Provided records:
-- begin --

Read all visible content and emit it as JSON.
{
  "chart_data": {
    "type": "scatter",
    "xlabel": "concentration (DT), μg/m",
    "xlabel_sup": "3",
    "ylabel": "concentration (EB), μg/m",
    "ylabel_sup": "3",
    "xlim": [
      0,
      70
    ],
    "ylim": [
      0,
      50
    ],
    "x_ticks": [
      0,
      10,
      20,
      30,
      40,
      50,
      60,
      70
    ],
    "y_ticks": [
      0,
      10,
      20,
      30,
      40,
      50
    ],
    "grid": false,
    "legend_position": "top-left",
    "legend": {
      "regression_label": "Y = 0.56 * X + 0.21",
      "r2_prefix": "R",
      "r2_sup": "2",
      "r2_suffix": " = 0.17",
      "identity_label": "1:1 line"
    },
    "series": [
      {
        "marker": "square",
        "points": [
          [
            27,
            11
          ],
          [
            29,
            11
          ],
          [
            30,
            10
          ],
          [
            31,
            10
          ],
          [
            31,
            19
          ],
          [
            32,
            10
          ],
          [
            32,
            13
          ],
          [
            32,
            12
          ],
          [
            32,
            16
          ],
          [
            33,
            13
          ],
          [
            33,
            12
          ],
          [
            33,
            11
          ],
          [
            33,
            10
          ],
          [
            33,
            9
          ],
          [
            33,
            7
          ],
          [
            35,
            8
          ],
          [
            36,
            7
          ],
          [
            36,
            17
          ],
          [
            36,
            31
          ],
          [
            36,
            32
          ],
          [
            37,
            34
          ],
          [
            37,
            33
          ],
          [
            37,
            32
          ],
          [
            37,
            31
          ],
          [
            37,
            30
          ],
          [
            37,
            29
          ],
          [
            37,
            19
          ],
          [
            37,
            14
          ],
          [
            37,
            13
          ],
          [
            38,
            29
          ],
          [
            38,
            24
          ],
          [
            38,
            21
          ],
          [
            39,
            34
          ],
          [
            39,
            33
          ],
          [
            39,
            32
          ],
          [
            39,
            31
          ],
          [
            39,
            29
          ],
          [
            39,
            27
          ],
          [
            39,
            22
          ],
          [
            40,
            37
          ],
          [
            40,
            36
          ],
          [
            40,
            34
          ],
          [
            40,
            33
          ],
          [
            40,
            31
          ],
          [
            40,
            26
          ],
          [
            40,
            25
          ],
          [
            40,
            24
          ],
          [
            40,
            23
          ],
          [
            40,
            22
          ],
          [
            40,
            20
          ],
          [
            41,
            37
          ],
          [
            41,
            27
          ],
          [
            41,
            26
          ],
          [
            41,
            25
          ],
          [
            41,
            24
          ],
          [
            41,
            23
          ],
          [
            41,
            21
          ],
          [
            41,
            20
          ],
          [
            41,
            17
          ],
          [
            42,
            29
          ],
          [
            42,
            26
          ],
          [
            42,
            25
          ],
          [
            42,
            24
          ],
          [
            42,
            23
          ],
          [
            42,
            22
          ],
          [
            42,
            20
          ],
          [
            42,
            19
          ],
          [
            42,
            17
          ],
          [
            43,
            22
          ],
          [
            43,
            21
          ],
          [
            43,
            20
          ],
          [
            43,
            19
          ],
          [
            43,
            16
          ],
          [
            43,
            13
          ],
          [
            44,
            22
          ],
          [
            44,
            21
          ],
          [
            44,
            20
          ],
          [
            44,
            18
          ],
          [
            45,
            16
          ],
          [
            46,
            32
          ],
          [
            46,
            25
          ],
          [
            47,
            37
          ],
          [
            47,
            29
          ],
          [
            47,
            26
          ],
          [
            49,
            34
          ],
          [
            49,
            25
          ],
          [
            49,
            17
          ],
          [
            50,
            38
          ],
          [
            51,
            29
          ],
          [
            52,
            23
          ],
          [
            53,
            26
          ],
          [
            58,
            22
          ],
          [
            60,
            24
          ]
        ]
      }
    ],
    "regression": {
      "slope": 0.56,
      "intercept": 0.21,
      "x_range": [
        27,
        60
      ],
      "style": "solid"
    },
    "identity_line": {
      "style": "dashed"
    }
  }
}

-- end --

Write out every line of the records exactly.

Read all visible content and emit it as JSON.
{
  "chart_data": {
    "type": "scatter",
    "xlabel": "concentration (DT), μg/m",
    "xlabel_sup": "3",
    "ylabel": "concentration (EB), μg/m",
    "ylabel_sup": "3",
    "xlim": [
      0,
      70
    ],
    "ylim": [
      0,
      50
    ],
    "x_ticks": [
      0,
      10,
      20,
      30,
      40,
      50,
      60,
      70
    ],
    "y_ticks": [
      0,
      10,
      20,
      30,
      40,
      50
    ],
    "grid": false,
    "legend_position": "top-left",
    "legend": {
      "regression_label": "Y = 0.56 * X + 0.21",
      "r2_prefix": "R",
      "r2_sup": "2",
      "r2_suffix": " = 0.17",
      "identity_label": "1:1 line"
    },
    "series": [
      {
        "marker": "square",
        "points": [
          [
            27,
            11
          ],
          [
            29,
            11
          ],
          [
            30,
            10
          ],
          [
            31,
            10
          ],
          [
            31,
            19
          ],
          [
            32,
            10
          ],
          [
            32,
            13
          ],
          [
            32,
            12
          ],
          [
            32,
            16
          ],
          [
            33,
            13
          ],
          [
            33,
            12
          ],
          [
            33,
            11
          ],
          [
            33,
            10
          ],
          [
            33,
            9
          ],
          [
            33,
            7
          ],
          [
            35,
            8
          ],
          [
            36,
            7
          ],
          [
            36,
            17
          ],
          [
            36,
            31
          ],
          [
            36,
            32
          ],
          [
            37,
            34
          ],
          [
            37,
            33
          ],
          [
            37,
            32
          ],
          [
            37,
            31
          ],
          [
            37,
            30
          ],
          [
            37,
            29
          ],
          [
            37,
            19
          ],
          [
            37,
            14
          ],
          [
            37,
            13
          ],
          [
            38,
            29
          ],
          [
            38,
            24
          ],
          [
            38,
            21
          ],
          [
            39,
            34
          ],
          [
            39,
            33
          ],
          [
            39,
            32
          ],
          [
            39,
            31
          ],
          [
            39,
            29
          ],
          [
            39,
            27
          ],
          [
            39,
            22
          ],
          [
            40,
            37
          ],
          [
            40,
            36
          ],
          [
            40,
            34
          ],
          [
            40,
            33
          ],
          [
            40,
            31
          ],
          [
            40,
            26
          ],
          [
            40,
            25
          ],
          [
            40,
            24
          ],
          [
            40,
            23
          ],
          [
            40,
            22
          ],
          [
            40,
            20
          ],
          [
            41,
            37
          ],
          [
            41,
            27
          ],
          [
            41,
            26
          ],
          [
            41,
            25
          ],
          [
            41,
            24
          ],
          [
            41,
            23
          ],
          [
            41,
            21
          ],
          [
            41,
            20
          ],
          [
            41,
            17
          ],
          [
            42,
            29
          ],
          [
            42,
            26
          ],
          [
            42,
            25
          ],
          [
            42,
            24
          ],
          [
            42,
            23
          ],
          [
            42,
            22
          ],
          [
            42,
            20
          ],
          [
            42,
            19
          ],
          [
            42,
            17
          ],
          [
            43,
            22
          ],
          [
            43,
            21
          ],
          [
            43,
            20
          ],
          [
            43,
            19
          ],
          [
            43,
            16
          ],
          [
            43,
            13
          ],
          [
            44,
            22
          ],
          [
            44,
            21
          ],
          [
            44,
            20
          ],
          [
            44,
            18
          ],
          [
            45,
            16
          ],
          [
            46,
            32
          ],
          [
            46,
            25
          ],
          [
            47,
            37
          ],
          [
            47,
            29
          ],
          [
            47,
            26
          ],
          [
            49,
            34
          ],
          [
            49,
            25
          ],
          [
            49,
            17
          ],
          [
            50,
            38
          ],
          [
            51,
            29
          ],
          [
            52,
            23
          ],
          [
            53,
            26
          ],
          [
            58,
            22
          ],
          [
            60,
            24
          ]
        ]
      }
    ],
    "regression": {
      "slope": 0.56,
      "intercept": 0.21,
      "x_range": [
        27,
        60
      ],
      "style": "solid"
    },
    "identity_line": {
      "style": "dashed"
    }
  }
}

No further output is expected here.